▶ DESCRIPTION OF THE TASK
Looking at the listing beneath, work out how many lines hold "image" and report only that figure.

>> start DATASET EXCERPTS

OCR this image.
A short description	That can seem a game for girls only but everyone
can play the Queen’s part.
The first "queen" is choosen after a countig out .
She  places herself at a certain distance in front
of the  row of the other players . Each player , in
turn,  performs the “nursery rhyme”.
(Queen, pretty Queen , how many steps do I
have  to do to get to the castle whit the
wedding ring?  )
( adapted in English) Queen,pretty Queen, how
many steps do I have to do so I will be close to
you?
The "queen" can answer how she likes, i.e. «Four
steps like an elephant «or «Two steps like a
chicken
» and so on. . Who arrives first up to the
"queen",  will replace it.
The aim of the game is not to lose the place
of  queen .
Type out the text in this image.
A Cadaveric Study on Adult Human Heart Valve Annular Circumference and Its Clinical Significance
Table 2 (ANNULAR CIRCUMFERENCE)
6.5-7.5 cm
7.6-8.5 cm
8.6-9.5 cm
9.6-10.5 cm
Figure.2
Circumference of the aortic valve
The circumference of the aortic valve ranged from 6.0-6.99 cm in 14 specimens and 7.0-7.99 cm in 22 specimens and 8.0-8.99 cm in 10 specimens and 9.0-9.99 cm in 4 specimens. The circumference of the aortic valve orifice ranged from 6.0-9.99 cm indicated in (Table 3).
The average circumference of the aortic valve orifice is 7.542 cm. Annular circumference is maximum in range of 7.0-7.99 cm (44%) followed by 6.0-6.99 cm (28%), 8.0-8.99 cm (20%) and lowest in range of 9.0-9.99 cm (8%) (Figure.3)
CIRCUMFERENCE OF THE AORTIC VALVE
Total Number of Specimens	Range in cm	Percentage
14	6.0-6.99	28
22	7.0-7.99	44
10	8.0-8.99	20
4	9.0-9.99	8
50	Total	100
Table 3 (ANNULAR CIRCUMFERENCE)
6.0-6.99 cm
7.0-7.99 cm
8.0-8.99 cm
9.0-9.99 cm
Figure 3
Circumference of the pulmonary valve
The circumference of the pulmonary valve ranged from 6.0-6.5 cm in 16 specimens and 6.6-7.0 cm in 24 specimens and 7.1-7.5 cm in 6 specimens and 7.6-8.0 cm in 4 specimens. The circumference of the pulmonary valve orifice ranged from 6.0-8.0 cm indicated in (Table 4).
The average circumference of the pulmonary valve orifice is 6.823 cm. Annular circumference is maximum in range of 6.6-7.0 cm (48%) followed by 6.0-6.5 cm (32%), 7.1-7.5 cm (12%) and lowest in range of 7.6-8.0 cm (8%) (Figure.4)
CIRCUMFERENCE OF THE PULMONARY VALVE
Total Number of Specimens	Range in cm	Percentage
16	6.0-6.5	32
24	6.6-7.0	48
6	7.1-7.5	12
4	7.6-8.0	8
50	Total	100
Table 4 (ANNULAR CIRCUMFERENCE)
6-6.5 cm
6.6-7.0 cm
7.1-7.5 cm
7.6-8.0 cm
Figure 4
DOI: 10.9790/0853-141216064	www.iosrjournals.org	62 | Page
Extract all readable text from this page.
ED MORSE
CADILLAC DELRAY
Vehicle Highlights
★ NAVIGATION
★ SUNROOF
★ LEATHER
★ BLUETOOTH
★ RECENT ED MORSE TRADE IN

>> end DATASET EXCERPTS

▶ SOLUTION
2